-- START Data shown --

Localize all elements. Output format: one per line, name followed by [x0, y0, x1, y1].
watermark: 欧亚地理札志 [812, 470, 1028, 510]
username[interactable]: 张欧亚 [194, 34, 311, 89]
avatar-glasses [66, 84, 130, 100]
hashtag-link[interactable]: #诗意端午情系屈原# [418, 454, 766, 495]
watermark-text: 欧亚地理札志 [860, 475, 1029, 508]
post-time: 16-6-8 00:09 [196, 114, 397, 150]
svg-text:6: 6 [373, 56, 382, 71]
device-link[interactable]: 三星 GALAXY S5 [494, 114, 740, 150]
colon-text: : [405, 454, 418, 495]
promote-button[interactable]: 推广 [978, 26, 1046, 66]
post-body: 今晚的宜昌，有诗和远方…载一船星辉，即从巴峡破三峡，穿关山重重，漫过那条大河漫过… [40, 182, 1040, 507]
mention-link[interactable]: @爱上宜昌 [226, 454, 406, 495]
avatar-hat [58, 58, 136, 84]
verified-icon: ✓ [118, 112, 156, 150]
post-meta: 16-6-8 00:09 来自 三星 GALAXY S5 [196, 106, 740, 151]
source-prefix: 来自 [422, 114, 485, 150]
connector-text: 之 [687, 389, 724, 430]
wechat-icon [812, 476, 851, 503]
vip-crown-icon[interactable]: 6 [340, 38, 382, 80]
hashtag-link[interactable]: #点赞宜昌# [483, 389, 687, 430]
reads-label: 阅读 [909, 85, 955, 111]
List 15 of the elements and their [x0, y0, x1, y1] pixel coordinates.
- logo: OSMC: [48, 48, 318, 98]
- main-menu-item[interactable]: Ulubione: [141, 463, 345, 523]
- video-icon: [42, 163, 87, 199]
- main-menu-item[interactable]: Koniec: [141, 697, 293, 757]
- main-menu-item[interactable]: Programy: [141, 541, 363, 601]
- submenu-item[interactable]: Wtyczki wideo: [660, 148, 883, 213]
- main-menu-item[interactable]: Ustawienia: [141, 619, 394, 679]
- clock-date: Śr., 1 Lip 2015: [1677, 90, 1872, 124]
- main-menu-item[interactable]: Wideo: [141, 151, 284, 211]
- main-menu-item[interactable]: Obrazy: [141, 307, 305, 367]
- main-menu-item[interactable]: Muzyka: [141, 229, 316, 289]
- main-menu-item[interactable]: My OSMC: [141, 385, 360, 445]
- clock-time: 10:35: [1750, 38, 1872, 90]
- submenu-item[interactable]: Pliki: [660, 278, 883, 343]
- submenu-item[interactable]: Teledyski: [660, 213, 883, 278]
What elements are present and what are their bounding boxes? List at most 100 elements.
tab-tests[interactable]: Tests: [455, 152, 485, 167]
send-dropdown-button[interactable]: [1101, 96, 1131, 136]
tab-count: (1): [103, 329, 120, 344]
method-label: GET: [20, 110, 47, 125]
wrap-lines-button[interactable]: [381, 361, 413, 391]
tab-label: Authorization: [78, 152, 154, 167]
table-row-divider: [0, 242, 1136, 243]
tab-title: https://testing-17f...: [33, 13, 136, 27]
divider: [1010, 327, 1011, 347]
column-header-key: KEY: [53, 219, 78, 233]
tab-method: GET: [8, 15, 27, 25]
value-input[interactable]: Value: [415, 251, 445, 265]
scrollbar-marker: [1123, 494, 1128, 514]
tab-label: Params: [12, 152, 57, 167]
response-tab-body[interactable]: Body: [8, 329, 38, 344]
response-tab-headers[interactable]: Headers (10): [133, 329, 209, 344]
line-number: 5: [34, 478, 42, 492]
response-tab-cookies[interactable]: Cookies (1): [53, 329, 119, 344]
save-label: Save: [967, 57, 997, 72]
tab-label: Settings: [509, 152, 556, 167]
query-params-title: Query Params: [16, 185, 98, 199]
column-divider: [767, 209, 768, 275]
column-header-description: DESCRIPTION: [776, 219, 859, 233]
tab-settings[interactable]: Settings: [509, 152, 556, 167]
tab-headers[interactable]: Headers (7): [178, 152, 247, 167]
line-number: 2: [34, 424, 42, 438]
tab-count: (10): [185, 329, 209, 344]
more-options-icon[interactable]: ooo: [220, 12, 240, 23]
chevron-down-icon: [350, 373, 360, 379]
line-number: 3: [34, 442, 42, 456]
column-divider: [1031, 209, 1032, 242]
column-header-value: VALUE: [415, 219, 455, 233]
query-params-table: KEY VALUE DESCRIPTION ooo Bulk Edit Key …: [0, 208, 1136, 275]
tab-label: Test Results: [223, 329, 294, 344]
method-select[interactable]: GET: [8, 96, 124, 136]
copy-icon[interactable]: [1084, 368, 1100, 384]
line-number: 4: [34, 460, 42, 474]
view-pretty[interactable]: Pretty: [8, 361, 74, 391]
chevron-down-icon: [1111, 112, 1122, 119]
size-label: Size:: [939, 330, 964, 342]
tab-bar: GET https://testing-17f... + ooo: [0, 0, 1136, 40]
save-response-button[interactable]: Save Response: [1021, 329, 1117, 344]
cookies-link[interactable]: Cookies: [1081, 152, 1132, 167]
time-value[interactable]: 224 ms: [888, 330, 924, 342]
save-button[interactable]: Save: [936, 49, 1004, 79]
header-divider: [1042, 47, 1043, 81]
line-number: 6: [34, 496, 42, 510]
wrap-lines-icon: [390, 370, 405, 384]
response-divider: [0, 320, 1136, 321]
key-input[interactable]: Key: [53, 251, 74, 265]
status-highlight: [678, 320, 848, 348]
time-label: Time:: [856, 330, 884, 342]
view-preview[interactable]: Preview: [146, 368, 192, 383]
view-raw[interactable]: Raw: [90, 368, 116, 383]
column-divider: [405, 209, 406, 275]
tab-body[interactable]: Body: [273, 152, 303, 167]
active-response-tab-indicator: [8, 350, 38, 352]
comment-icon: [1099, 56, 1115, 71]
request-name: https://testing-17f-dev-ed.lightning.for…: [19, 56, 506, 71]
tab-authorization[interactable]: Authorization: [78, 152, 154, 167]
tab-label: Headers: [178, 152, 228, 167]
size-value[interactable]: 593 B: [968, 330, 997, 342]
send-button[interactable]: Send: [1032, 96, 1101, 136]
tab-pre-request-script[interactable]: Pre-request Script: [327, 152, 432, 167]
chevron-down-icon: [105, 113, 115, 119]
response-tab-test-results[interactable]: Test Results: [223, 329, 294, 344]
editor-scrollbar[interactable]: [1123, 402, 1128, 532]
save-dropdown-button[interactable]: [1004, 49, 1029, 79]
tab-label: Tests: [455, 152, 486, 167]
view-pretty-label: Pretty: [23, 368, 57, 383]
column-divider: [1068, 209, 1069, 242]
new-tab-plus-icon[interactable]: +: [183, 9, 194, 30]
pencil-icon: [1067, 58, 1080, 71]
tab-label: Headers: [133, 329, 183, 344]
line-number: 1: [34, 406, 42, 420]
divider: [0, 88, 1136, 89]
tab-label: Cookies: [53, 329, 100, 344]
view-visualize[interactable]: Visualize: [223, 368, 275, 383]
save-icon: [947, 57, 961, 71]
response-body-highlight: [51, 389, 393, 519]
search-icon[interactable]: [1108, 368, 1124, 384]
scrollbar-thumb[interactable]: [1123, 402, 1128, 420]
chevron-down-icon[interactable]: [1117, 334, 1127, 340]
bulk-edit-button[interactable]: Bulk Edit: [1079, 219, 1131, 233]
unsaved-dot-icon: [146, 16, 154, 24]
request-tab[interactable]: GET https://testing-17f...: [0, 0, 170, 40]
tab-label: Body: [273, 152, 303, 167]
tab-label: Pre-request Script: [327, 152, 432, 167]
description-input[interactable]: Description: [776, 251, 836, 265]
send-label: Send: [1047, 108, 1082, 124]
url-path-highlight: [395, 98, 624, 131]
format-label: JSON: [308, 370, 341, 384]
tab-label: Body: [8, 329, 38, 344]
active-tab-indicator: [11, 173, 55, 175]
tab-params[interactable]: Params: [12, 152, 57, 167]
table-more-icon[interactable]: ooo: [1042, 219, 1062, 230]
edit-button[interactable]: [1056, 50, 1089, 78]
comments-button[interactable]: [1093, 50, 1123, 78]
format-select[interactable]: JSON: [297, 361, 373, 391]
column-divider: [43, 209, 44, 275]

-- END Data shown --

**What is expected**
Write out the data word for word, from the very first line through the line with "promote-button[interactable]: 推广 [978, 26, 1046, 66]", both included.

**Right answer**
Localize all elements. Output format: one per line, name followed by [x0, y0, x1, y1].
watermark: 欧亚地理札志 [812, 470, 1028, 510]
username[interactable]: 张欧亚 [194, 34, 311, 89]
avatar-glasses [66, 84, 130, 100]
hashtag-link[interactable]: #诗意端午情系屈原# [418, 454, 766, 495]
watermark-text: 欧亚地理札志 [860, 475, 1029, 508]
post-time: 16-6-8 00:09 [196, 114, 397, 150]
svg-text:6: 6 [373, 56, 382, 71]
device-link[interactable]: 三星 GALAXY S5 [494, 114, 740, 150]
colon-text: : [405, 454, 418, 495]
promote-button[interactable]: 推广 [978, 26, 1046, 66]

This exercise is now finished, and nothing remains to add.